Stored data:
--

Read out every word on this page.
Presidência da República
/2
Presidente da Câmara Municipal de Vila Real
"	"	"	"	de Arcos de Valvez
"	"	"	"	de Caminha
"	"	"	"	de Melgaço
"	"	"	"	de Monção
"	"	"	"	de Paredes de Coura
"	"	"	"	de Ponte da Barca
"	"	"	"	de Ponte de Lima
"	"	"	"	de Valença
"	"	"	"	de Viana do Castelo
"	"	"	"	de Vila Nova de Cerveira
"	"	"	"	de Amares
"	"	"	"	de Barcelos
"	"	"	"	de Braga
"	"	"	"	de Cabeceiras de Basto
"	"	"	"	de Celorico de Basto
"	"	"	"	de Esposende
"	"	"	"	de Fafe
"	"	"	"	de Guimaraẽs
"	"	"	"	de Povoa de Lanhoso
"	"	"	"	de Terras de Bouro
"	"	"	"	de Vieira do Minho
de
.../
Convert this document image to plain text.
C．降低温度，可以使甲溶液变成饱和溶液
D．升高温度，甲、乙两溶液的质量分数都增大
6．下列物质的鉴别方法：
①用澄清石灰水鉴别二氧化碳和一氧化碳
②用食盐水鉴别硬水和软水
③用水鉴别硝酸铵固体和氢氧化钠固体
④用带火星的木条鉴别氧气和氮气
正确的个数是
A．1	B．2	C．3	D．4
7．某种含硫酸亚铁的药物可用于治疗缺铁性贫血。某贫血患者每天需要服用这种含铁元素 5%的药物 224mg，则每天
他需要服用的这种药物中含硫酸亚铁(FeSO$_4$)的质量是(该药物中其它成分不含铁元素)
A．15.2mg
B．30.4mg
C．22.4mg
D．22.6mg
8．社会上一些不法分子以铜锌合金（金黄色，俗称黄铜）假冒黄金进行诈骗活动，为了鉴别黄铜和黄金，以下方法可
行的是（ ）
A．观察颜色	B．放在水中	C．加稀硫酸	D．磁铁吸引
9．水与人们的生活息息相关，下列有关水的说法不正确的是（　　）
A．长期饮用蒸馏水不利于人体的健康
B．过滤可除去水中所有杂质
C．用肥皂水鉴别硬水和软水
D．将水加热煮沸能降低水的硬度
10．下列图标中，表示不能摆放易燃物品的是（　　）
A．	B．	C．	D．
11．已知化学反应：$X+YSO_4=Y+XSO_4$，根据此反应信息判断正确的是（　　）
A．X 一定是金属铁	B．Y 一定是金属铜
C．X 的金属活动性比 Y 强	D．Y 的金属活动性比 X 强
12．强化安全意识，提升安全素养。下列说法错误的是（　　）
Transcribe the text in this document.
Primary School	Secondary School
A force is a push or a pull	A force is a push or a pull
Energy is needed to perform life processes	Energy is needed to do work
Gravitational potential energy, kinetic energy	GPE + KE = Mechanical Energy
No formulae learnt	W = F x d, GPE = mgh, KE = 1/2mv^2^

--

Extract every record and return it verbatim.

Read out every word on this page.
Presidência da República
/2
Presidente da Câmara Municipal de Vila Real
"	"	"	"	de Arcos de Valvez
"	"	"	"	de Caminha
"	"	"	"	de Melgaço
"	"	"	"	de Monção
"	"	"	"	de Paredes de Coura
"	"	"	"	de Ponte da Barca
"	"	"	"	de Ponte de Lima
"	"	"	"	de Valença
"	"	"	"	de Viana do Castelo
"	"	"	"	de Vila Nova de Cerveira
"	"	"	"	de Amares
"	"	"	"	de Barcelos
"	"	"	"	de Braga
"	"	"	"	de Cabeceiras de Basto
"	"	"	"	de Celorico de Basto
"	"	"	"	de Esposende
"	"	"	"	de Fafe
"	"	"	"	de Guimaraẽs
"	"	"	"	de Povoa de Lanhoso
"	"	"	"	de Terras de Bouro
"	"	"	"	de Vieira do Minho
de
.../
Convert this document image to plain text.
C．降低温度，可以使甲溶液变成饱和溶液
D．升高温度，甲、乙两溶液的质量分数都增大
6．下列物质的鉴别方法：
①用澄清石灰水鉴别二氧化碳和一氧化碳
②用食盐水鉴别硬水和软水
③用水鉴别硝酸铵固体和氢氧化钠固体
④用带火星的木条鉴别氧气和氮气
正确的个数是
A．1	B．2	C．3	D．4
7．某种含硫酸亚铁的药物可用于治疗缺铁性贫血。某贫血患者每天需要服用这种含铁元素 5%的药物 224mg，则每天
他需要服用的这种药物中含硫酸亚铁(FeSO$_4$)的质量是(该药物中其它成分不含铁元素)
A．15.2mg
B．30.4mg
C．22.4mg
D．22.6mg
8．社会上一些不法分子以铜锌合金（金黄色，俗称黄铜）假冒黄金进行诈骗活动，为了鉴别黄铜和黄金，以下方法可
行的是（ ）
A．观察颜色	B．放在水中	C．加稀硫酸	D．磁铁吸引
9．水与人们的生活息息相关，下列有关水的说法不正确的是（　　）
A．长期饮用蒸馏水不利于人体的健康
B．过滤可除去水中所有杂质
C．用肥皂水鉴别硬水和软水
D．将水加热煮沸能降低水的硬度
10．下列图标中，表示不能摆放易燃物品的是（　　）
A．	B．	C．	D．
11．已知化学反应：$X+YSO_4=Y+XSO_4$，根据此反应信息判断正确的是（　　）
A．X 一定是金属铁	B．Y 一定是金属铜
C．X 的金属活动性比 Y 强	D．Y 的金属活动性比 X 强
12．强化安全意识，提升安全素养。下列说法错误的是（　　）
Transcribe the text in this document.
Primary School	Secondary School
A force is a push or a pull	A force is a push or a pull
Energy is needed to perform life processes	Energy is needed to do work
Gravitational potential energy, kinetic energy	GPE + KE = Mechanical Energy
No formulae learnt	W = F x d, GPE = mgh, KE = 1/2mv^2^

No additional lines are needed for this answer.